::: Data section :::

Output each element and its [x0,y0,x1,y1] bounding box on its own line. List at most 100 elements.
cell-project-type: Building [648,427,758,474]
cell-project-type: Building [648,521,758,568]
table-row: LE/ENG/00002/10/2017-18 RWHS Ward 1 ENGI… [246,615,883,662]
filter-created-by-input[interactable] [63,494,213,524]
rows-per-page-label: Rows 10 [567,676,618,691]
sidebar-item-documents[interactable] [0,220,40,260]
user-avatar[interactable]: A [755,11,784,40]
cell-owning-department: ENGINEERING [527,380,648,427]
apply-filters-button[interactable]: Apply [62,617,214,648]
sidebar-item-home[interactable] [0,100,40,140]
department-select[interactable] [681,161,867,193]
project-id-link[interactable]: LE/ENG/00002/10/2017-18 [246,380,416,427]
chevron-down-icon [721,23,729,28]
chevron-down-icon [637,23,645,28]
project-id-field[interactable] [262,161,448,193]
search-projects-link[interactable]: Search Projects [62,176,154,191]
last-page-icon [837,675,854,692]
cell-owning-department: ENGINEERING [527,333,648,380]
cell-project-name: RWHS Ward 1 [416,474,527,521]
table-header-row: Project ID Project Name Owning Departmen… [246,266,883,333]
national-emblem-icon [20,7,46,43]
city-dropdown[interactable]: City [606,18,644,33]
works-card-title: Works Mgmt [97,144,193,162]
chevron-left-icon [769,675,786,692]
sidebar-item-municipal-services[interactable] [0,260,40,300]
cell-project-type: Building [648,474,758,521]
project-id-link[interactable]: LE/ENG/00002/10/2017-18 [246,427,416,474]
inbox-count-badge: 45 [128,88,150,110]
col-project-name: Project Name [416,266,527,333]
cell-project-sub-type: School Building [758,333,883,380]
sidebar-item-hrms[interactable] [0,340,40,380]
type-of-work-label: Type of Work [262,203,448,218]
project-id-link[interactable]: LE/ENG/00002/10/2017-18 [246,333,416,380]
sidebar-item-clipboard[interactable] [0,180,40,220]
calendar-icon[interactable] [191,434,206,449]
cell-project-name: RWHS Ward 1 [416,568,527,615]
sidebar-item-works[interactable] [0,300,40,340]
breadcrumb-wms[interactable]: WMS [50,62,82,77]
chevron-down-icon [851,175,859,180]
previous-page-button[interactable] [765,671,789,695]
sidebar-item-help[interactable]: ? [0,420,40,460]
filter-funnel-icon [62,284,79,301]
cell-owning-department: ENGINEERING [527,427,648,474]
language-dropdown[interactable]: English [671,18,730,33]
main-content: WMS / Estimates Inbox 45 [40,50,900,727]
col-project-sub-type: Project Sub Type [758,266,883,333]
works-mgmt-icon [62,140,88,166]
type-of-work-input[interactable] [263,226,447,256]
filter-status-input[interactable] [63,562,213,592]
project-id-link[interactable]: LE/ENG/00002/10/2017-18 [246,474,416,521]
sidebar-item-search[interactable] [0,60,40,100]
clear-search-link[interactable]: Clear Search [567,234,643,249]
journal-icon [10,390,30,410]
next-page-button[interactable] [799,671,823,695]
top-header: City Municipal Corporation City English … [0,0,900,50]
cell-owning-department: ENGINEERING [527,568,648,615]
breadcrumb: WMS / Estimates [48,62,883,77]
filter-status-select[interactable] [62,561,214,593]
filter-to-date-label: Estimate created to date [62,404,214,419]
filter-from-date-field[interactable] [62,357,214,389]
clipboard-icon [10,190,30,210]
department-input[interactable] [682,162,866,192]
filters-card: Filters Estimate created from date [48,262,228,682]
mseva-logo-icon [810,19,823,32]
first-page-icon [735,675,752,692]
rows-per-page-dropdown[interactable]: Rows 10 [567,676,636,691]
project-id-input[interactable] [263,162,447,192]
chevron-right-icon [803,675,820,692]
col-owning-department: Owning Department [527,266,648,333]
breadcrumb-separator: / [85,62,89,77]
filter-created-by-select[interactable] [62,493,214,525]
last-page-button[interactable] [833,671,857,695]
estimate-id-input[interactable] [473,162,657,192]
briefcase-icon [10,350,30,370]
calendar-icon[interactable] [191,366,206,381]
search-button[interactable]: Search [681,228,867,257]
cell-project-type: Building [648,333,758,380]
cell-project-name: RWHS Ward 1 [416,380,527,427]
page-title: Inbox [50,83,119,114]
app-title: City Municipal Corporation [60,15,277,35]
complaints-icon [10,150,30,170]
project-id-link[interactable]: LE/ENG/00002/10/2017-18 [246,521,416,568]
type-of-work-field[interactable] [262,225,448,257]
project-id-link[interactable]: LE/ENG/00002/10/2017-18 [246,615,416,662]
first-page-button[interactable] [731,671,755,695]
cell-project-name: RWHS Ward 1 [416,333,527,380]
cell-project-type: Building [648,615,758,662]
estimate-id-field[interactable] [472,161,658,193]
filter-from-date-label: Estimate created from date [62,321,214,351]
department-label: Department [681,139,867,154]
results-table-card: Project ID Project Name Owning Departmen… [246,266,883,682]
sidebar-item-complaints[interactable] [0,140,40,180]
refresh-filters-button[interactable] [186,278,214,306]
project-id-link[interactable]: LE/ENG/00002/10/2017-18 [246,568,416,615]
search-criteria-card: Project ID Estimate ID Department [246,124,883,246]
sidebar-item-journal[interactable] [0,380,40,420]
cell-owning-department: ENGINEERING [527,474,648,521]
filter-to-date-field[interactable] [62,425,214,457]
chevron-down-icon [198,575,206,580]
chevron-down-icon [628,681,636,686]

:::

Please rewrite the lines of the records above, changing every "RWHS Ward 1" to "RWHS Ward 2" and keeping everything else the same.

Output each element and its [x0,y0,x1,y1] bounding box on its own line. List at most 100 elements.
cell-project-type: Building [648,427,758,474]
cell-project-type: Building [648,521,758,568]
table-row: LE/ENG/00002/10/2017-18 RWHS Ward 2 ENGI… [246,615,883,662]
filter-created-by-input[interactable] [63,494,213,524]
rows-per-page-label: Rows 10 [567,676,618,691]
sidebar-item-documents[interactable] [0,220,40,260]
user-avatar[interactable]: A [755,11,784,40]
cell-owning-department: ENGINEERING [527,380,648,427]
apply-filters-button[interactable]: Apply [62,617,214,648]
sidebar-item-home[interactable] [0,100,40,140]
department-select[interactable] [681,161,867,193]
project-id-link[interactable]: LE/ENG/00002/10/2017-18 [246,380,416,427]
chevron-down-icon [721,23,729,28]
chevron-down-icon [637,23,645,28]
project-id-field[interactable] [262,161,448,193]
search-projects-link[interactable]: Search Projects [62,176,154,191]
last-page-icon [837,675,854,692]
cell-owning-department: ENGINEERING [527,333,648,380]
cell-project-name: RWHS Ward 2 [416,474,527,521]
table-header-row: Project ID Project Name Owning Departmen… [246,266,883,333]
national-emblem-icon [20,7,46,43]
city-dropdown[interactable]: City [606,18,644,33]
works-card-title: Works Mgmt [97,144,193,162]
chevron-left-icon [769,675,786,692]
sidebar-item-municipal-services[interactable] [0,260,40,300]
cell-project-type: Building [648,474,758,521]
project-id-link[interactable]: LE/ENG/00002/10/2017-18 [246,427,416,474]
inbox-count-badge: 45 [128,88,150,110]
col-project-name: Project Name [416,266,527,333]
cell-project-sub-type: School Building [758,333,883,380]
sidebar-item-hrms[interactable] [0,340,40,380]
type-of-work-label: Type of Work [262,203,448,218]
project-id-link[interactable]: LE/ENG/00002/10/2017-18 [246,333,416,380]
sidebar-item-clipboard[interactable] [0,180,40,220]
calendar-icon[interactable] [191,434,206,449]
cell-project-name: RWHS Ward 2 [416,568,527,615]
sidebar-item-works[interactable] [0,300,40,340]
breadcrumb-wms[interactable]: WMS [50,62,82,77]
chevron-down-icon [851,175,859,180]
previous-page-button[interactable] [765,671,789,695]
sidebar-item-help[interactable]: ? [0,420,40,460]
filter-funnel-icon [62,284,79,301]
cell-owning-department: ENGINEERING [527,427,648,474]
language-dropdown[interactable]: English [671,18,730,33]
main-content: WMS / Estimates Inbox 45 [40,50,900,727]
col-project-sub-type: Project Sub Type [758,266,883,333]
works-mgmt-icon [62,140,88,166]
type-of-work-input[interactable] [263,226,447,256]
filter-status-input[interactable] [63,562,213,592]
project-id-link[interactable]: LE/ENG/00002/10/2017-18 [246,474,416,521]
sidebar-item-search[interactable] [0,60,40,100]
clear-search-link[interactable]: Clear Search [567,234,643,249]
journal-icon [10,390,30,410]
next-page-button[interactable] [799,671,823,695]
top-header: City Municipal Corporation City English … [0,0,900,50]
cell-owning-department: ENGINEERING [527,568,648,615]
breadcrumb: WMS / Estimates [48,62,883,77]
filter-status-select[interactable] [62,561,214,593]
filter-to-date-label: Estimate created to date [62,404,214,419]
filter-from-date-field[interactable] [62,357,214,389]
clipboard-icon [10,190,30,210]
department-input[interactable] [682,162,866,192]
filters-card: Filters Estimate created from date [48,262,228,682]
mseva-logo-icon [810,19,823,32]
first-page-icon [735,675,752,692]
rows-per-page-dropdown[interactable]: Rows 10 [567,676,636,691]
project-id-input[interactable] [263,162,447,192]
chevron-right-icon [803,675,820,692]
col-owning-department: Owning Department [527,266,648,333]
breadcrumb-separator: / [85,62,89,77]
filter-created-by-select[interactable] [62,493,214,525]
last-page-button[interactable] [833,671,857,695]
estimate-id-input[interactable] [473,162,657,192]
briefcase-icon [10,350,30,370]
calendar-icon[interactable] [191,366,206,381]
search-button[interactable]: Search [681,228,867,257]
cell-project-type: Building [648,333,758,380]
cell-project-name: RWHS Ward 2 [416,380,527,427]
page-title: Inbox [50,83,119,114]
app-title: City Municipal Corporation [60,15,277,35]
complaints-icon [10,150,30,170]
project-id-link[interactable]: LE/ENG/00002/10/2017-18 [246,521,416,568]
type-of-work-field[interactable] [262,225,448,257]
project-id-link[interactable]: LE/ENG/00002/10/2017-18 [246,615,416,662]
first-page-button[interactable] [731,671,755,695]
cell-project-name: RWHS Ward 2 [416,333,527,380]
cell-project-type: Building [648,615,758,662]
estimate-id-field[interactable] [472,161,658,193]
filter-from-date-label: Estimate created from date [62,321,214,351]
department-label: Department [681,139,867,154]
results-table-card: Project ID Project Name Owning Departmen… [246,266,883,682]
sidebar-item-complaints[interactable] [0,140,40,180]
refresh-filters-button[interactable] [186,278,214,306]
project-id-link[interactable]: LE/ENG/00002/10/2017-18 [246,568,416,615]
search-criteria-card: Project ID Estimate ID Department [246,124,883,246]
sidebar-item-journal[interactable] [0,380,40,420]
cell-owning-department: ENGINEERING [527,474,648,521]
filter-to-date-field[interactable] [62,425,214,457]
chevron-down-icon [198,575,206,580]
chevron-down-icon [628,681,636,686]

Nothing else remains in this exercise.